AIM OF THE EXERCISE: The entries below should be quoted exactly, with no pictures carried over.

GIVEN INFORMATION:
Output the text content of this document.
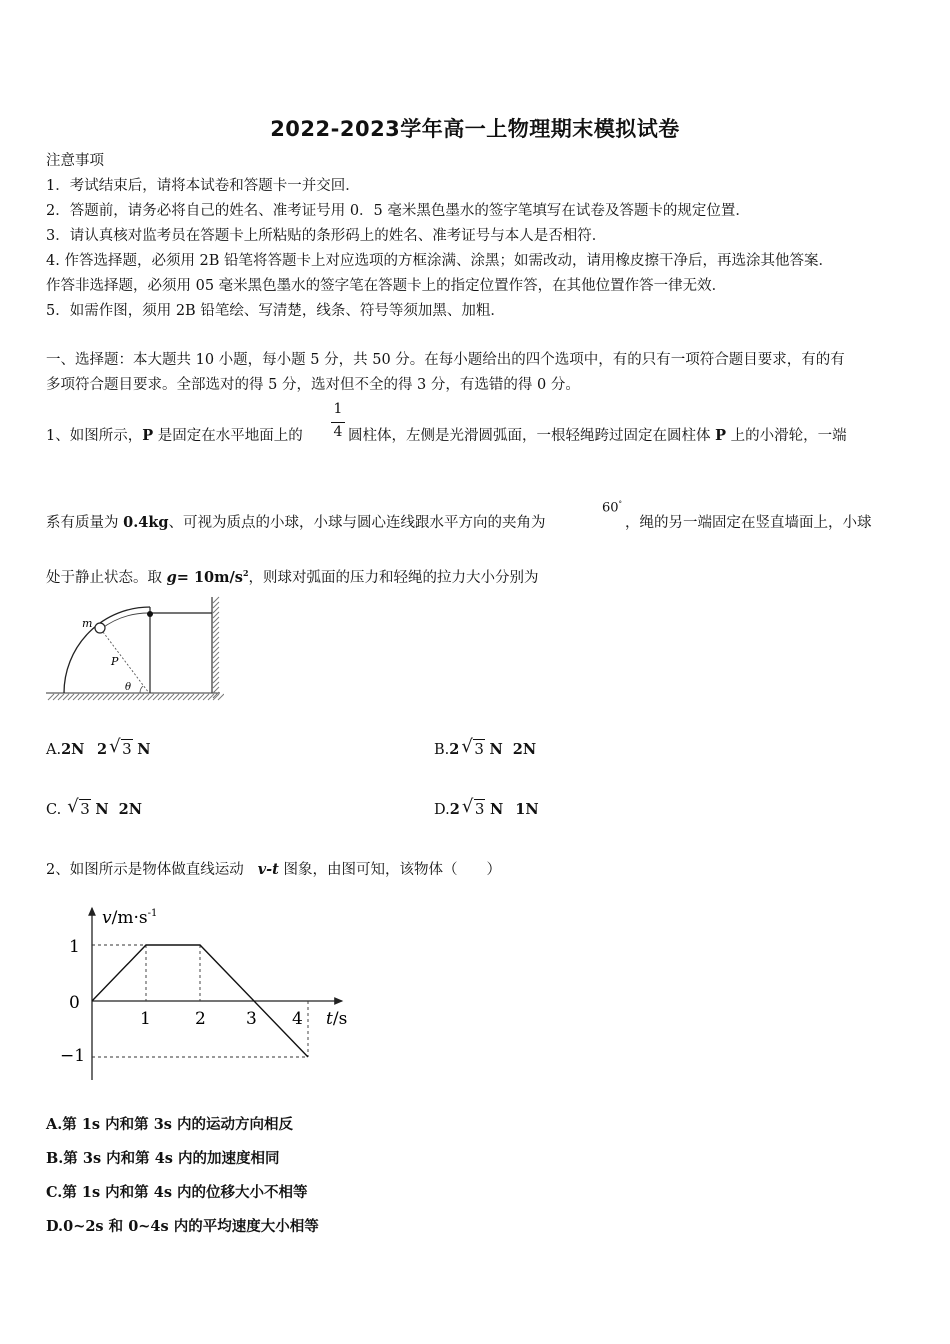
2022-2023学年高一上物理期末模拟试卷
注意事项
1．考试结束后，请将本试卷和答题卡一并交回．
2．答题前，请务必将自己的姓名、准考证号用 0．5 毫米黑色墨水的签字笔填写在试卷及答题卡的规定位置．
3．请认真核对监考员在答题卡上所粘贴的条形码上的姓名、准考证号与本人是否相符．
4. 作答选择题，必须用 2B 铅笔将答题卡上对应选项的方框涂满、涂黑；如需改动，请用橡皮擦干净后，再选涂其他答案．
作答非选择题，必须用 05 毫米黑色墨水的签字笔在答题卡上的指定位置作答，在其他位置作答一律无效．
5．如需作图，须用 2B 铅笔绘、写清楚，线条、符号等须加黑、加粗．
一、选择题：本大题共 10 小题，每小题 5 分，共 50 分。在每小题给出的四个选项中，有的只有一项符合题目要求，有的有
多项符合题目要求。全部选对的得 5 分，选对但不全的得 3 分，有选错的得 0 分。
1
4
1、如图所示，P 是固定在水平地面上的	圆柱体，左侧是光滑圆弧面，一根轻绳跨过固定在圆柱体 P 上的小滑轮，一端
60°
系有质量为 0.4kg、可视为质点的小球，小球与圆心连线跟水平方向的夹角为	，绳的另一端固定在竖直墙面上，小球
处于静止状态。取 $g= 10m/s^2$，则球对弧面的压力和轻绳的拉力大小分别为
m
P
θ
A.2N 2 √ 3 N	B.2 √ 3 N 2N
C. √ 3 N 2N	D.2 √ 3 N 1N
2、如图所示是物体做直线运动 v-t 图象，由图可知，该物体（　　）
$v/m\cdot s^{-1}$
t/s
1
0
−1
1	2 3 4
A.第 1s 内和第 3s 内的运动方向相反
B.第 3s 内和第 4s 内的加速度相同
C.第 1s 内和第 4s 内的位移大小不相等
D.0~2s 和 0~4s 内的平均速度大小相等
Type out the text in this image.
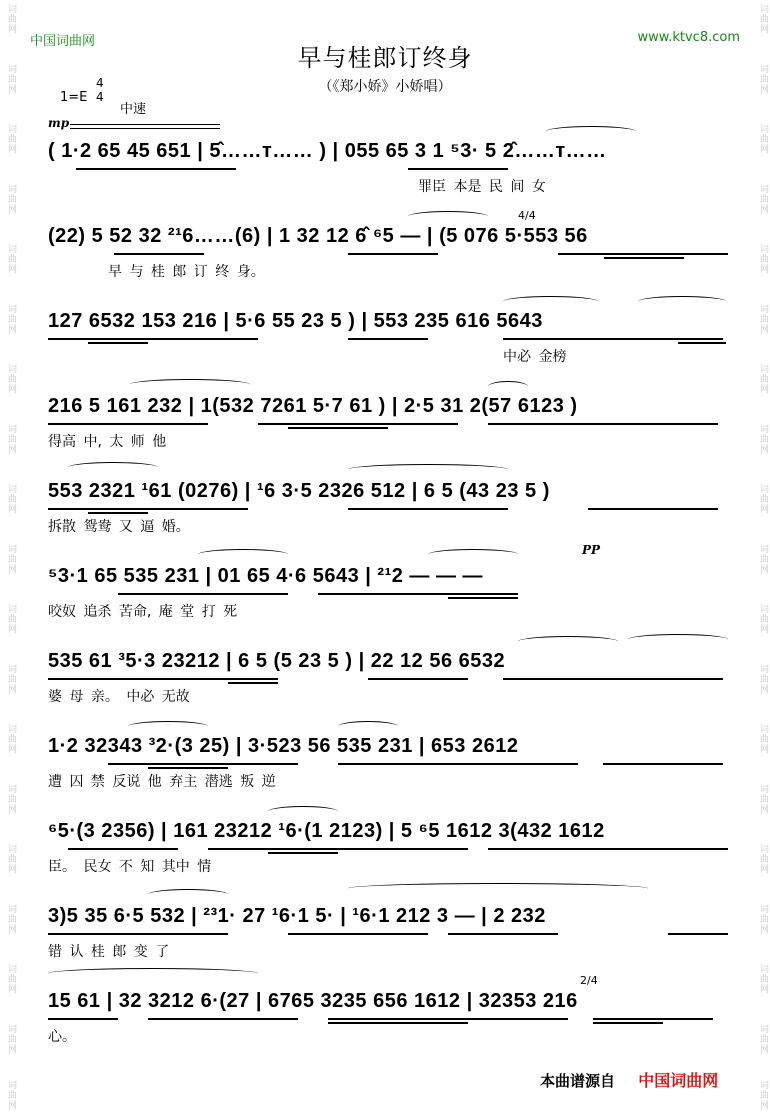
词曲网
词曲网
词曲网
词曲网
词曲网
词曲网
词曲网
词曲网
词曲网
词曲网
词曲网
词曲网
词曲网
词曲网
词曲网
词曲网
词曲网
词曲网
词曲网
词曲网
词曲网
词曲网
词曲网
词曲网
词曲网
词曲网
词曲网
词曲网
词曲网
词曲网
词曲网
词曲网
词曲网
词曲网
词曲网
词曲网
词曲网
词曲网
中国词曲网	www.ktvc8.com
早与桂郎订终身
（《郑小娇》小娇唱）
1=E
4
4
中速
mp
( 1·2 65 45 651 | 5̂……т…… ) | 055 65 3 1 ⁵3· 5 2̂……т……
罪臣 本是 民 间 女
(22) 5 52 32 ²¹6……(6) | 1 32 12 6̂ ⁶5 — | (5 076 5·553 56
早 与 桂 郎 订 终 身。
4/4
127 6532 153 216 | 5·6 55 23 5 ) | 553 235 616 5643
中必 金榜
216 5 161 232 | 1(532 7261 5·7 61 ) | 2·5 31 2(57 6123 )
得高 中, 太 师 他
553 2321 ¹61 (0276) | ¹6 3·5 2326 512 | 6 5 (43 23 5 )
拆散 鸳鸯 又 逼 婚。
⁵3·1 65 535 231 | 01 65 4·6 5643 | ²¹2 — — —
咬奴 追杀 苦命, 庵 堂 打 死
PP
535 61 ³5·3 23212 | 6 5 (5 23 5 ) | 22 12 56 6532
婆 母 亲。 中必 无故
1·2 32343 ³2·(3 25) | 3·523 56 535 231 | 653 2612
遭 囚 禁 反说 他 弃主 潜逃 叛 逆
⁶5·(3 2356) | 161 23212 ¹6·(1 2123) | 5 ⁶5 1612 3(432 1612
臣。 民女 不 知 其中 情
3)5 35 6·5 532 | ²³1· 27 ¹6·1 5· | ¹6·1 212 3 — | 2 232
错 认 桂 郎 变 了
15 61 | 32 3212 6·(27 | 6765 3235 656 1612 | 32353 216
心。
2/4
本曲谱源自 中国词曲网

ANSWER FOR THIS EXERCISE:
Output the text content of this document.
2022-2023学年高一上物理期末模拟试卷
注意事项
1．考试结束后，请将本试卷和答题卡一并交回．
2．答题前，请务必将自己的姓名、准考证号用 0．5 毫米黑色墨水的签字笔填写在试卷及答题卡的规定位置．
3．请认真核对监考员在答题卡上所粘贴的条形码上的姓名、准考证号与本人是否相符．
4. 作答选择题，必须用 2B 铅笔将答题卡上对应选项的方框涂满、涂黑；如需改动，请用橡皮擦干净后，再选涂其他答案．
作答非选择题，必须用 05 毫米黑色墨水的签字笔在答题卡上的指定位置作答，在其他位置作答一律无效．
5．如需作图，须用 2B 铅笔绘、写清楚，线条、符号等须加黑、加粗．
一、选择题：本大题共 10 小题，每小题 5 分，共 50 分。在每小题给出的四个选项中，有的只有一项符合题目要求，有的有
多项符合题目要求。全部选对的得 5 分，选对但不全的得 3 分，有选错的得 0 分。
1
4
1、如图所示，P 是固定在水平地面上的	圆柱体，左侧是光滑圆弧面，一根轻绳跨过固定在圆柱体 P 上的小滑轮，一端
60°
系有质量为 0.4kg、可视为质点的小球，小球与圆心连线跟水平方向的夹角为	，绳的另一端固定在竖直墙面上，小球
处于静止状态。取 $g= 10m/s^2$，则球对弧面的压力和轻绳的拉力大小分别为
m
P
θ
A.2N 2 √ 3 N	B.2 √ 3 N 2N
C. √ 3 N 2N	D.2 √ 3 N 1N
2、如图所示是物体做直线运动 v-t 图象，由图可知，该物体（　　）
$v/m\cdot s^{-1}$
t/s
1
0
−1
1	2 3 4
A.第 1s 内和第 3s 内的运动方向相反
B.第 3s 内和第 4s 内的加速度相同
C.第 1s 内和第 4s 内的位移大小不相等
D.0~2s 和 0~4s 内的平均速度大小相等
Type out the text in this image.
词曲网
词曲网
词曲网
词曲网
词曲网
词曲网
词曲网
词曲网
词曲网
词曲网
词曲网
词曲网
词曲网
词曲网
词曲网
词曲网
词曲网
词曲网
词曲网
词曲网
词曲网
词曲网
词曲网
词曲网
词曲网
词曲网
词曲网
词曲网
词曲网
词曲网
词曲网
词曲网
词曲网
词曲网
词曲网
词曲网
词曲网
词曲网
中国词曲网	www.ktvc8.com
早与桂郎订终身
（《郑小娇》小娇唱）
1=E
4
4
中速
mp
( 1·2 65 45 651 | 5̂……т…… ) | 055 65 3 1 ⁵3· 5 2̂……т……
罪臣 本是 民 间 女
(22) 5 52 32 ²¹6……(6) | 1 32 12 6̂ ⁶5 — | (5 076 5·553 56
早 与 桂 郎 订 终 身。
4/4
127 6532 153 216 | 5·6 55 23 5 ) | 553 235 616 5643
中必 金榜
216 5 161 232 | 1(532 7261 5·7 61 ) | 2·5 31 2(57 6123 )
得高 中, 太 师 他
553 2321 ¹61 (0276) | ¹6 3·5 2326 512 | 6 5 (43 23 5 )
拆散 鸳鸯 又 逼 婚。
⁵3·1 65 535 231 | 01 65 4·6 5643 | ²¹2 — — —
咬奴 追杀 苦命, 庵 堂 打 死
PP
535 61 ³5·3 23212 | 6 5 (5 23 5 ) | 22 12 56 6532
婆 母 亲。 中必 无故
1·2 32343 ³2·(3 25) | 3·523 56 535 231 | 653 2612
遭 囚 禁 反说 他 弃主 潜逃 叛 逆
⁶5·(3 2356) | 161 23212 ¹6·(1 2123) | 5 ⁶5 1612 3(432 1612
臣。 民女 不 知 其中 情
3)5 35 6·5 532 | ²³1· 27 ¹6·1 5· | ¹6·1 212 3 — | 2 232
错 认 桂 郎 变 了
15 61 | 32 3212 6·(27 | 6765 3235 656 1612 | 32353 216
心。
2/4
本曲谱源自 中国词曲网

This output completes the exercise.